*Stated exercise*
Produce an exact transcription of the listing below, omitting the pictures.

start

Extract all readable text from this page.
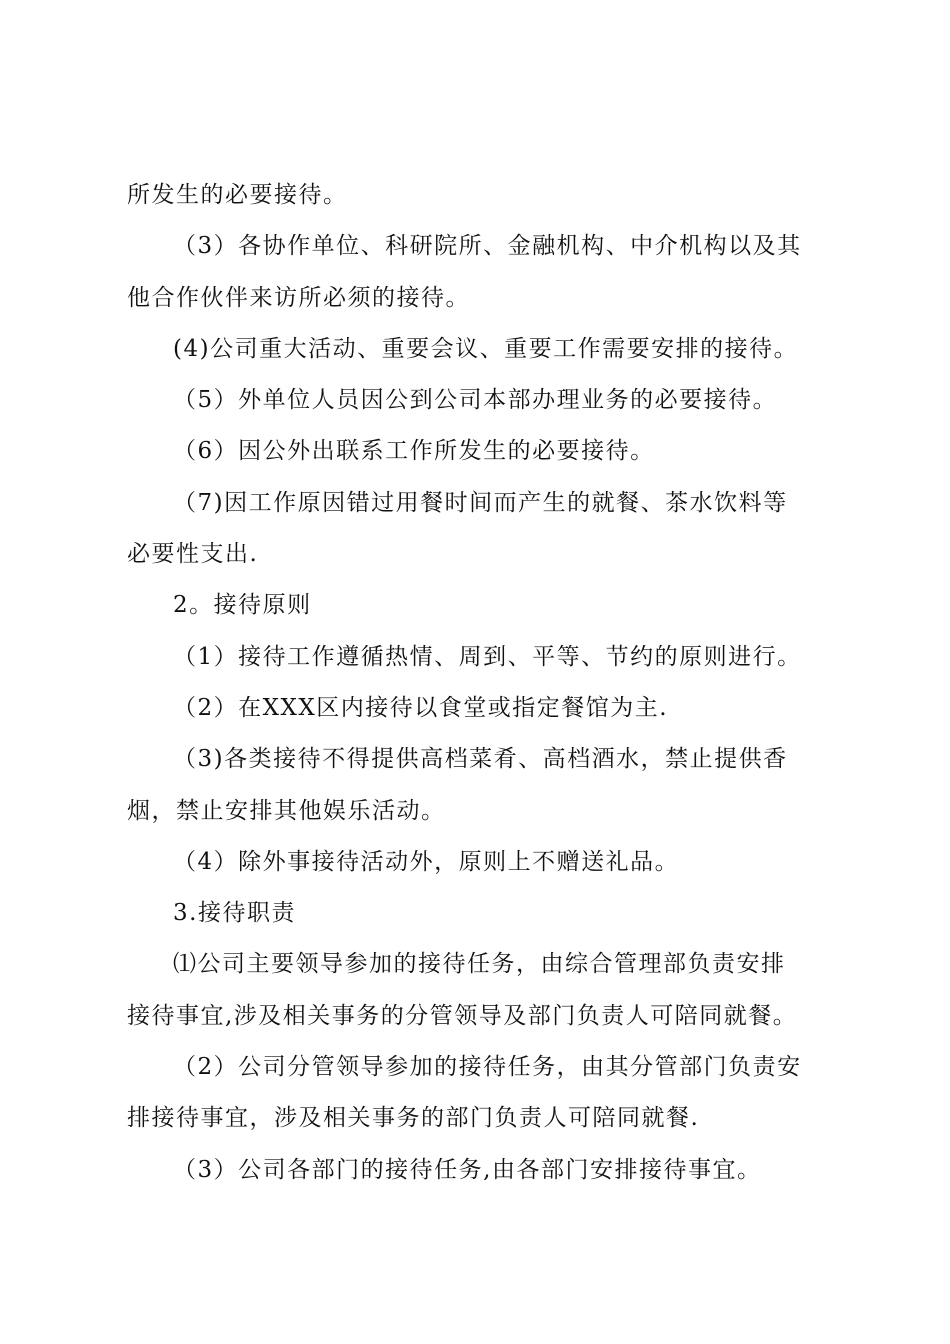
所发生的必要接待。
（3）各协作单位、科研院所、金融机构、中介机构以及其
他合作伙伴来访所必须的接待。
(4)公司重大活动、重要会议、重要工作需要安排的接待。
（5）外单位人员因公到公司本部办理业务的必要接待。
（6）因公外出联系工作所发生的必要接待。
（7)因工作原因错过用餐时间而产生的就餐、茶水饮料等
必要性支出.
2。接待原则
（1）接待工作遵循热情、周到、平等、节约的原则进行。
（2）在XXX区内接待以食堂或指定餐馆为主.
（3)各类接待不得提供高档菜肴、高档酒水，禁止提供香
烟，禁止安排其他娱乐活动。
（4）除外事接待活动外，原则上不赠送礼品。
3.接待职责
⑴公司主要领导参加的接待任务，由综合管理部负责安排
接待事宜,涉及相关事务的分管领导及部门负责人可陪同就餐。
（2）公司分管领导参加的接待任务，由其分管部门负责安
排接待事宜，涉及相关事务的部门负责人可陪同就餐.
（3）公司各部门的接待任务,由各部门安排接待事宜。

end

*Expected answer*
Extract all readable text from this page.
所发生的必要接待。
（3）各协作单位、科研院所、金融机构、中介机构以及其
他合作伙伴来访所必须的接待。
(4)公司重大活动、重要会议、重要工作需要安排的接待。
（5）外单位人员因公到公司本部办理业务的必要接待。
（6）因公外出联系工作所发生的必要接待。
（7)因工作原因错过用餐时间而产生的就餐、茶水饮料等
必要性支出.
2。接待原则
（1）接待工作遵循热情、周到、平等、节约的原则进行。
（2）在XXX区内接待以食堂或指定餐馆为主.
（3)各类接待不得提供高档菜肴、高档酒水，禁止提供香
烟，禁止安排其他娱乐活动。
（4）除外事接待活动外，原则上不赠送礼品。
3.接待职责
⑴公司主要领导参加的接待任务，由综合管理部负责安排
接待事宜,涉及相关事务的分管领导及部门负责人可陪同就餐。
（2）公司分管领导参加的接待任务，由其分管部门负责安
排接待事宜，涉及相关事务的部门负责人可陪同就餐.
（3）公司各部门的接待任务,由各部门安排接待事宜。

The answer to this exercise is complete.